Excerpt from a dataset
┌────────
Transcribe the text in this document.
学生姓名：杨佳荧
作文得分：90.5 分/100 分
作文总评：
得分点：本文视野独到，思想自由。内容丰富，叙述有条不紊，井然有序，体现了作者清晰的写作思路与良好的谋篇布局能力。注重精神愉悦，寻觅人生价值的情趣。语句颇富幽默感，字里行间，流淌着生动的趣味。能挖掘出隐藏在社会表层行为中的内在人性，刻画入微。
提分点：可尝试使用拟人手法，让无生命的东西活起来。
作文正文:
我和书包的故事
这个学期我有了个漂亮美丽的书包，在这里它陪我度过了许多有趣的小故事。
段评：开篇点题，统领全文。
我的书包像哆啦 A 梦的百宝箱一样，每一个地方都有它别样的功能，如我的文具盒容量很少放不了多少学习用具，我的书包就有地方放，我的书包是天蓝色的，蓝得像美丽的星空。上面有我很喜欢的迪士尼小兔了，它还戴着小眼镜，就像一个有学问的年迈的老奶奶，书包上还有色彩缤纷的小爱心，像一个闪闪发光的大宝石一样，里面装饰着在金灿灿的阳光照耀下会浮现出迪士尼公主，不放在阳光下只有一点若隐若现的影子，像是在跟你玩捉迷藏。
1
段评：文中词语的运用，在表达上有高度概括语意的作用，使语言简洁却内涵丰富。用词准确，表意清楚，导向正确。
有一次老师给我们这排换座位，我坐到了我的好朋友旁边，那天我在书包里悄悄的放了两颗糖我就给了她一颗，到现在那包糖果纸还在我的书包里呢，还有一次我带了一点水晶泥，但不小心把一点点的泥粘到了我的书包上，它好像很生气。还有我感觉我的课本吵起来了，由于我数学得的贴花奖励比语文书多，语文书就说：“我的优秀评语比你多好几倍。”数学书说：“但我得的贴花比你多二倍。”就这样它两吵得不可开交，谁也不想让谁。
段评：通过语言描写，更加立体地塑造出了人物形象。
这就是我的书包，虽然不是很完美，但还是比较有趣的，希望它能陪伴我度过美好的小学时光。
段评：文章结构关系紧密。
└────────
- Job
Would you restate each of the entries word for word?

- Exercise response
Transcribe the text in this document.
学生姓名：杨佳荧
作文得分：90.5 分/100 分
作文总评：
得分点：本文视野独到，思想自由。内容丰富，叙述有条不紊，井然有序，体现了作者清晰的写作思路与良好的谋篇布局能力。注重精神愉悦，寻觅人生价值的情趣。语句颇富幽默感，字里行间，流淌着生动的趣味。能挖掘出隐藏在社会表层行为中的内在人性，刻画入微。
提分点：可尝试使用拟人手法，让无生命的东西活起来。
作文正文:
我和书包的故事
这个学期我有了个漂亮美丽的书包，在这里它陪我度过了许多有趣的小故事。
段评：开篇点题，统领全文。
我的书包像哆啦 A 梦的百宝箱一样，每一个地方都有它别样的功能，如我的文具盒容量很少放不了多少学习用具，我的书包就有地方放，我的书包是天蓝色的，蓝得像美丽的星空。上面有我很喜欢的迪士尼小兔了，它还戴着小眼镜，就像一个有学问的年迈的老奶奶，书包上还有色彩缤纷的小爱心，像一个闪闪发光的大宝石一样，里面装饰着在金灿灿的阳光照耀下会浮现出迪士尼公主，不放在阳光下只有一点若隐若现的影子，像是在跟你玩捉迷藏。
1
段评：文中词语的运用，在表达上有高度概括语意的作用，使语言简洁却内涵丰富。用词准确，表意清楚，导向正确。
有一次老师给我们这排换座位，我坐到了我的好朋友旁边，那天我在书包里悄悄的放了两颗糖我就给了她一颗，到现在那包糖果纸还在我的书包里呢，还有一次我带了一点水晶泥，但不小心把一点点的泥粘到了我的书包上，它好像很生气。还有我感觉我的课本吵起来了，由于我数学得的贴花奖励比语文书多，语文书就说：“我的优秀评语比你多好几倍。”数学书说：“但我得的贴花比你多二倍。”就这样它两吵得不可开交，谁也不想让谁。
段评：通过语言描写，更加立体地塑造出了人物形象。
这就是我的书包，虽然不是很完美，但还是比较有趣的，希望它能陪伴我度过美好的小学时光。
段评：文章结构关系紧密。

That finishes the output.